→ **SET PROBLEM**
Copy out every line of these entries word for word.

[Records contained in a dataset]

* * *

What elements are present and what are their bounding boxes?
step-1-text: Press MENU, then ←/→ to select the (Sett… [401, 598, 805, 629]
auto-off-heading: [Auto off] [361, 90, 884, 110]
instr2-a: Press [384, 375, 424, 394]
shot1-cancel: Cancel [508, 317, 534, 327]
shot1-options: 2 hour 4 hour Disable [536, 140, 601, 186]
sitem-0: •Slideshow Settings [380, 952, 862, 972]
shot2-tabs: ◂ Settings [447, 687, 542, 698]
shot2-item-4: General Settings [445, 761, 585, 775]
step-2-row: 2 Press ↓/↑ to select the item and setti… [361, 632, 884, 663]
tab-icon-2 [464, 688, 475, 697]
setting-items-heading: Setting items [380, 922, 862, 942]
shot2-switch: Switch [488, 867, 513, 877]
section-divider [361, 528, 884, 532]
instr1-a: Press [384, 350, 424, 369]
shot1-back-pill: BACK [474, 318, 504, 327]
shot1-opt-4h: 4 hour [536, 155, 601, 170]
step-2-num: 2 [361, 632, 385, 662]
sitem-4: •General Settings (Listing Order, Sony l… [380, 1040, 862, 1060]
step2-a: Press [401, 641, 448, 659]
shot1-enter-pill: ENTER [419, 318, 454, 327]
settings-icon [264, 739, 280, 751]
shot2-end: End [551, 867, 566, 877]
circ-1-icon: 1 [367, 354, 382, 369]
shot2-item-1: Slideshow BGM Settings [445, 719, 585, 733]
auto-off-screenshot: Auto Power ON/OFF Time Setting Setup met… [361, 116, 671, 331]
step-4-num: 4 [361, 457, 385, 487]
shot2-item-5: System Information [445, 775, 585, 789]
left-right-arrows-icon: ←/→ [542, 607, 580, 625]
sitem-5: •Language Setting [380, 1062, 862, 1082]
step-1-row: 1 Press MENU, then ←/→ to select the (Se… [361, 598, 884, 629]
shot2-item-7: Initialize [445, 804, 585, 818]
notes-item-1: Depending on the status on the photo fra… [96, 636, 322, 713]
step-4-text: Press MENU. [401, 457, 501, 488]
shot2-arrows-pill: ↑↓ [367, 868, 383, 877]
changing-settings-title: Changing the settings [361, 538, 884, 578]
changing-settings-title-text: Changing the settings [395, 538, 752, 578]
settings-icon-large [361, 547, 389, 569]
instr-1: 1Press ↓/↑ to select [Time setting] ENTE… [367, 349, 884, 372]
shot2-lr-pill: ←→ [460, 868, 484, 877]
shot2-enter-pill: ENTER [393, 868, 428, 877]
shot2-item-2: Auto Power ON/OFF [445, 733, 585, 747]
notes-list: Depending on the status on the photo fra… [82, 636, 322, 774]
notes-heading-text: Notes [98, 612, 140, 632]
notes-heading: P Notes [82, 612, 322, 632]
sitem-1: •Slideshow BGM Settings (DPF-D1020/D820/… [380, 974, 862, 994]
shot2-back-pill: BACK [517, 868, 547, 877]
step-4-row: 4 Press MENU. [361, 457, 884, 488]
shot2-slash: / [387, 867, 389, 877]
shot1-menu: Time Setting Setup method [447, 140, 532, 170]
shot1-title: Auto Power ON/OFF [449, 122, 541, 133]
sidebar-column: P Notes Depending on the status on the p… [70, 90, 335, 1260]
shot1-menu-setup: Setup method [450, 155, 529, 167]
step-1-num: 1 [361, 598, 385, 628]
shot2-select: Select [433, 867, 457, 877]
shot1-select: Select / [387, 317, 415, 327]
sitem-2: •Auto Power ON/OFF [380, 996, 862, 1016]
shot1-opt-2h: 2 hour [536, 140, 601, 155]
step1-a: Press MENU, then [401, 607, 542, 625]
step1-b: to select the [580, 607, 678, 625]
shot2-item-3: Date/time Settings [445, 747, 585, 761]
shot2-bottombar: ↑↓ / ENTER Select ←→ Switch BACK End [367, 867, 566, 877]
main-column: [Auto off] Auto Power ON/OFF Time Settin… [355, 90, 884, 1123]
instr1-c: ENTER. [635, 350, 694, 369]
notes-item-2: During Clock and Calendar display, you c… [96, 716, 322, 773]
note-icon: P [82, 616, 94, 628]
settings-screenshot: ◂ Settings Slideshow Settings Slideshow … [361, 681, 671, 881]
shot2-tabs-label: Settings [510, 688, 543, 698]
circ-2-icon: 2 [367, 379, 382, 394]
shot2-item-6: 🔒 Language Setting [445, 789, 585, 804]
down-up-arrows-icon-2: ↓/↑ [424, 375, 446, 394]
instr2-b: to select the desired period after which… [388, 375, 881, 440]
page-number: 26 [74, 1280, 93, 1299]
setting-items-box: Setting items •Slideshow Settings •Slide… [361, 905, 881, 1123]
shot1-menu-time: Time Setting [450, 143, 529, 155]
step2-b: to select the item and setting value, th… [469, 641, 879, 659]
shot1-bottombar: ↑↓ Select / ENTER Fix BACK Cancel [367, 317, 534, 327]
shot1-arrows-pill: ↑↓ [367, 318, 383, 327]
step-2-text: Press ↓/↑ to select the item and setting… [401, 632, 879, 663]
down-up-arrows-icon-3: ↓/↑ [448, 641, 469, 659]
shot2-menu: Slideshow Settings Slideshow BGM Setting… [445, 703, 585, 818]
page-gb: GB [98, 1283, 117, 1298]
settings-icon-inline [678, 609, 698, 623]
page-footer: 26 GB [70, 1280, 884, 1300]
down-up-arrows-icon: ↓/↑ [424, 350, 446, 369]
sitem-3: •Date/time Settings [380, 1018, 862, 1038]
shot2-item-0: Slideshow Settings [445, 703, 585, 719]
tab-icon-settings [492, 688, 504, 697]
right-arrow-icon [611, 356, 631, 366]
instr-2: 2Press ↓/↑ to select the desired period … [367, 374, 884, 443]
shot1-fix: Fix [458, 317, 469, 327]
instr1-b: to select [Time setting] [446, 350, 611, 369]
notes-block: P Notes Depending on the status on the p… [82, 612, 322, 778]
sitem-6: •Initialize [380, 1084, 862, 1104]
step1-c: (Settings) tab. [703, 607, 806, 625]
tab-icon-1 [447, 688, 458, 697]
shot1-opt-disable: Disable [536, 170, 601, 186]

* * *

→ **THE RESULT**
What elements are present and what are their bounding boxes?
step-1-text: Press MENU, then ←/→ to select the (Sett… [401, 598, 805, 629]
auto-off-heading: [Auto off] [361, 90, 884, 110]
instr2-a: Press [384, 375, 424, 394]
shot1-cancel: Cancel [508, 317, 534, 327]
shot1-options: 2 hour 4 hour Disable [536, 140, 601, 186]
sitem-0: •Slideshow Settings [380, 952, 862, 972]
shot2-tabs: ◂ Settings [447, 687, 542, 698]
shot2-item-4: General Settings [445, 761, 585, 775]
step-2-row: 2 Press ↓/↑ to select the item and setti… [361, 632, 884, 663]
tab-icon-2 [464, 688, 475, 697]
setting-items-heading: Setting items [380, 922, 862, 942]
shot2-switch: Switch [488, 867, 513, 877]
section-divider [361, 528, 884, 532]
instr1-a: Press [384, 350, 424, 369]
shot1-back-pill: BACK [474, 318, 504, 327]
shot1-opt-4h: 4 hour [536, 155, 601, 170]
step-2-num: 2 [361, 632, 385, 662]
sitem-4: •General Settings (Listing Order, Sony l… [380, 1040, 862, 1060]
step2-a: Press [401, 641, 448, 659]
shot1-enter-pill: ENTER [419, 318, 454, 327]
settings-icon [264, 739, 280, 751]
shot2-end: End [551, 867, 566, 877]
circ-1-icon: 1 [367, 354, 382, 369]
shot2-item-1: Slideshow BGM Settings [445, 719, 585, 733]
auto-off-screenshot: Auto Power ON/OFF Time Setting Setup met… [361, 116, 671, 331]
step-4-num: 4 [361, 457, 385, 487]
shot2-item-5: System Information [445, 775, 585, 789]
left-right-arrows-icon: ←/→ [542, 607, 580, 625]
sitem-5: •Language Setting [380, 1062, 862, 1082]
step-1-row: 1 Press MENU, then ←/→ to select the (Se… [361, 598, 884, 629]
shot2-item-7: Initialize [445, 804, 585, 818]
notes-item-1: Depending on the status on the photo fra… [96, 636, 322, 713]
step-4-text: Press MENU. [401, 457, 501, 488]
shot2-arrows-pill: ↑↓ [367, 868, 383, 877]
changing-settings-title: Changing the settings [361, 538, 884, 578]
changing-settings-title-text: Changing the settings [395, 538, 752, 578]
settings-icon-large [361, 547, 389, 569]
instr-1: 1Press ↓/↑ to select [Time setting] ENTE… [367, 349, 884, 372]
shot2-lr-pill: ←→ [460, 868, 484, 877]
shot2-enter-pill: ENTER [393, 868, 428, 877]
shot2-item-2: Auto Power ON/OFF [445, 733, 585, 747]
notes-list: Depending on the status on the photo fra… [82, 636, 322, 774]
notes-heading-text: Notes [98, 612, 140, 632]
notes-heading: P Notes [82, 612, 322, 632]
sitem-1: •Slideshow BGM Settings (DPF-D1020/D820/… [380, 974, 862, 994]
shot2-back-pill: BACK [517, 868, 547, 877]
step-4-row: 4 Press MENU. [361, 457, 884, 488]
shot2-slash: / [387, 867, 389, 877]
shot1-menu: Time Setting Setup method [447, 140, 532, 170]
shot1-title: Auto Power ON/OFF [449, 122, 541, 133]
sidebar-column: P Notes Depending on the status on the p… [70, 90, 335, 1260]
shot1-menu-setup: Setup method [450, 155, 529, 167]
step-1-num: 1 [361, 598, 385, 628]
shot2-select: Select [433, 867, 457, 877]
shot1-select: Select / [387, 317, 415, 327]
sitem-2: •Auto Power ON/OFF [380, 996, 862, 1016]
shot1-opt-2h: 2 hour [536, 140, 601, 155]
step1-a: Press MENU, then [401, 607, 542, 625]
step1-b: to select the [580, 607, 678, 625]
shot2-item-3: Date/time Settings [445, 747, 585, 761]
shot2-bottombar: ↑↓ / ENTER Select ←→ Switch BACK End [367, 867, 566, 877]
main-column: [Auto off] Auto Power ON/OFF Time Settin… [355, 90, 884, 1123]
instr1-c: ENTER. [635, 350, 694, 369]
notes-item-2: During Clock and Calendar display, you c… [96, 716, 322, 773]
note-icon: P [82, 616, 94, 628]
settings-screenshot: ◂ Settings Slideshow Settings Slideshow … [361, 681, 671, 881]
shot2-tabs-label: Settings [510, 688, 543, 698]
circ-2-icon: 2 [367, 379, 382, 394]
shot2-item-6: 🔒 Language Setting [445, 789, 585, 804]
down-up-arrows-icon-2: ↓/↑ [424, 375, 446, 394]
instr2-b: to select the desired period after which… [388, 375, 881, 440]
page-number: 26 [74, 1280, 93, 1299]
setting-items-box: Setting items •Slideshow Settings •Slide… [361, 905, 881, 1123]
shot1-menu-time: Time Setting [450, 143, 529, 155]
step2-b: to select the item and setting value, th… [469, 641, 879, 659]
shot1-bottombar: ↑↓ Select / ENTER Fix BACK Cancel [367, 317, 534, 327]
shot1-arrows-pill: ↑↓ [367, 318, 383, 327]
step-2-text: Press ↓/↑ to select the item and setting… [401, 632, 879, 663]
down-up-arrows-icon-3: ↓/↑ [448, 641, 469, 659]
shot2-menu: Slideshow Settings Slideshow BGM Setting… [445, 703, 585, 818]
page-gb: GB [98, 1283, 117, 1298]
settings-icon-inline [678, 609, 698, 623]
page-footer: 26 GB [70, 1280, 884, 1300]
down-up-arrows-icon: ↓/↑ [424, 350, 446, 369]
sitem-3: •Date/time Settings [380, 1018, 862, 1038]
shot2-item-0: Slideshow Settings [445, 703, 585, 719]
tab-icon-settings [492, 688, 504, 697]
right-arrow-icon [611, 356, 631, 366]
instr-2: 2Press ↓/↑ to select the desired period … [367, 374, 884, 443]
shot1-fix: Fix [458, 317, 469, 327]
instr1-b: to select [Time setting] [446, 350, 611, 369]
notes-block: P Notes Depending on the status on the p… [82, 612, 322, 778]
sitem-6: •Initialize [380, 1084, 862, 1104]
step1-c: (Settings) tab. [703, 607, 806, 625]
tab-icon-1 [447, 688, 458, 697]
shot1-opt-disable: Disable [536, 170, 601, 186]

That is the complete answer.